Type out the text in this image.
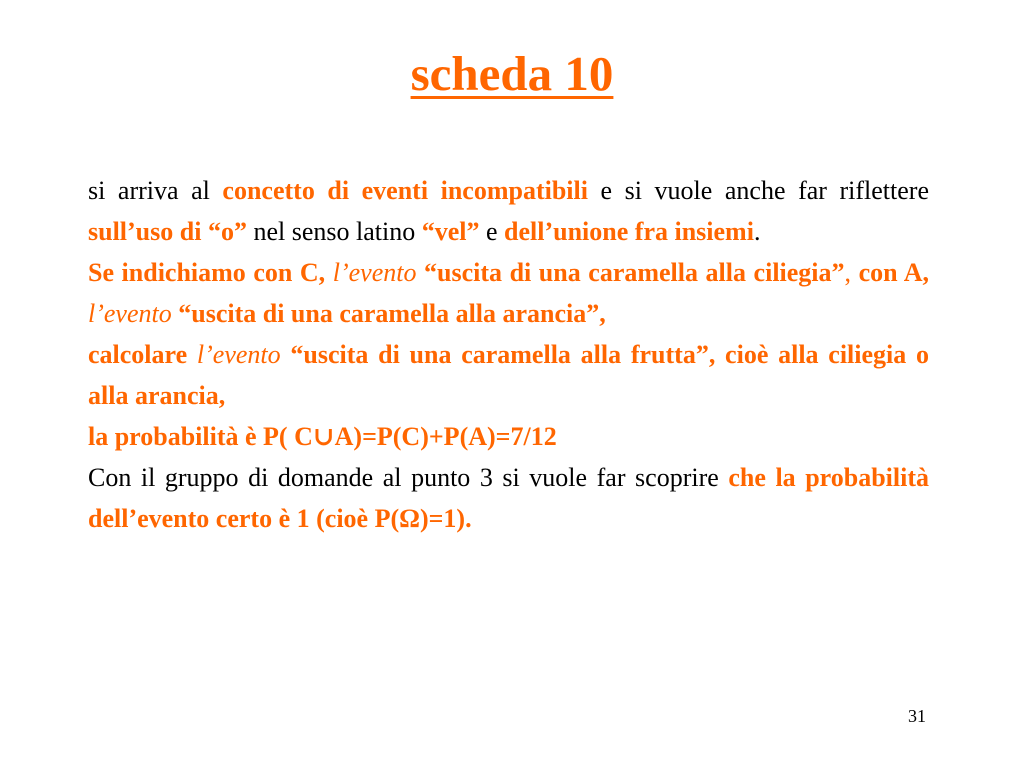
scheda 10

si arriva al concetto di eventi incompatibili e si vuole anche far riflettere sull’uso di “o” nel senso latino “vel” e dell’unione fra insiemi.

Se indichiamo con C, l’evento “uscita di una caramella alla ciliegia”, con A, l’evento “uscita di una caramella alla arancia”,

calcolare l’evento “uscita di una caramella alla frutta”, cioè alla ciliegia o alla arancia,

la probabilità è P( C∪A)=P(C)+P(A)=7/12

Con il gruppo di domande al punto 3 si vuole far scoprire che la probabilità dell’evento certo è 1 (cioè P(Ω)=1).

31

* [What you should do] Restate every record exactly, please; do not copy the pictures.

* [Task response]
Type out the text in this image.
scheda 10

si arriva al concetto di eventi incompatibili e si vuole anche far riflettere sull’uso di “o” nel senso latino “vel” e dell’unione fra insiemi.

Se indichiamo con C, l’evento “uscita di una caramella alla ciliegia”, con A, l’evento “uscita di una caramella alla arancia”,

calcolare l’evento “uscita di una caramella alla frutta”, cioè alla ciliegia o alla arancia,

la probabilità è P( C∪A)=P(C)+P(A)=7/12

Con il gruppo di domande al punto 3 si vuole far scoprire che la probabilità dell’evento certo è 1 (cioè P(Ω)=1).

31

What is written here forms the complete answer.